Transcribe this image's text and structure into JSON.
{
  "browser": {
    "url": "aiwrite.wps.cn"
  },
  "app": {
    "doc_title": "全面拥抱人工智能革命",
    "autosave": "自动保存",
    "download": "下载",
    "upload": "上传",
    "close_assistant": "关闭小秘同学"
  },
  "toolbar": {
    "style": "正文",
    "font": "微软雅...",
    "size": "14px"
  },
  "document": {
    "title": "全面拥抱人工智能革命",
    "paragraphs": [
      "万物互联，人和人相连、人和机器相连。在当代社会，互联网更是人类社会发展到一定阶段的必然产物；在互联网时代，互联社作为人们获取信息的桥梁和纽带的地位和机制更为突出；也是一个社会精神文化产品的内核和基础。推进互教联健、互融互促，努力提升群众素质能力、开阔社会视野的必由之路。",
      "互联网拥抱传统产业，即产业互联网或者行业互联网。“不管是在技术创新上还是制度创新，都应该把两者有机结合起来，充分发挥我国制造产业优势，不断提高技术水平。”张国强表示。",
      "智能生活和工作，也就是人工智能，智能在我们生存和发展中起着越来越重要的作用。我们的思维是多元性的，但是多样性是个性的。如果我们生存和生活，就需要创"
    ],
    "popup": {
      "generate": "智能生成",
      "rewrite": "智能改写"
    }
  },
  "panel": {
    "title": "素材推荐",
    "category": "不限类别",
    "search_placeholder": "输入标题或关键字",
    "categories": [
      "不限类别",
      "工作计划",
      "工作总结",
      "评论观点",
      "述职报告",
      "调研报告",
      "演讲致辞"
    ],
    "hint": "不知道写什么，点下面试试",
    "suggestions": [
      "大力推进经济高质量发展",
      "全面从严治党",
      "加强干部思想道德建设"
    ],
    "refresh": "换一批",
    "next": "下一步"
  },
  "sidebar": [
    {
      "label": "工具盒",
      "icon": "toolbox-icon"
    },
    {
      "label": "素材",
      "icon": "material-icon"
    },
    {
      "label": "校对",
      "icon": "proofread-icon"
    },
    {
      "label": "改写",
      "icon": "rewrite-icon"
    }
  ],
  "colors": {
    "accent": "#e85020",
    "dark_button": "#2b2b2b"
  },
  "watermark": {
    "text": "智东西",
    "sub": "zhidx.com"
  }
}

:::

▶ **PROMPT**
Every line above should be written out again exactly as it stands.

▶ **SOLUTION TO THIS EXERCISE**
Transcribe this image's text and structure into JSON.
{
  "browser": {
    "url": "aiwrite.wps.cn"
  },
  "app": {
    "doc_title": "全面拥抱人工智能革命",
    "autosave": "自动保存",
    "download": "下载",
    "upload": "上传",
    "close_assistant": "关闭小秘同学"
  },
  "toolbar": {
    "style": "正文",
    "font": "微软雅...",
    "size": "14px"
  },
  "document": {
    "title": "全面拥抱人工智能革命",
    "paragraphs": [
      "万物互联，人和人相连、人和机器相连。在当代社会，互联网更是人类社会发展到一定阶段的必然产物；在互联网时代，互联社作为人们获取信息的桥梁和纽带的地位和机制更为突出；也是一个社会精神文化产品的内核和基础。推进互教联健、互融互促，努力提升群众素质能力、开阔社会视野的必由之路。",
      "互联网拥抱传统产业，即产业互联网或者行业互联网。“不管是在技术创新上还是制度创新，都应该把两者有机结合起来，充分发挥我国制造产业优势，不断提高技术水平。”张国强表示。",
      "智能生活和工作，也就是人工智能，智能在我们生存和发展中起着越来越重要的作用。我们的思维是多元性的，但是多样性是个性的。如果我们生存和生活，就需要创"
    ],
    "popup": {
      "generate": "智能生成",
      "rewrite": "智能改写"
    }
  },
  "panel": {
    "title": "素材推荐",
    "category": "不限类别",
    "search_placeholder": "输入标题或关键字",
    "categories": [
      "不限类别",
      "工作计划",
      "工作总结",
      "评论观点",
      "述职报告",
      "调研报告",
      "演讲致辞"
    ],
    "hint": "不知道写什么，点下面试试",
    "suggestions": [
      "大力推进经济高质量发展",
      "全面从严治党",
      "加强干部思想道德建设"
    ],
    "refresh": "换一批",
    "next": "下一步"
  },
  "sidebar": [
    {
      "label": "工具盒",
      "icon": "toolbox-icon"
    },
    {
      "label": "素材",
      "icon": "material-icon"
    },
    {
      "label": "校对",
      "icon": "proofread-icon"
    },
    {
      "label": "改写",
      "icon": "rewrite-icon"
    }
  ],
  "colors": {
    "accent": "#e85020",
    "dark_button": "#2b2b2b"
  },
  "watermark": {
    "text": "智东西",
    "sub": "zhidx.com"
  }
}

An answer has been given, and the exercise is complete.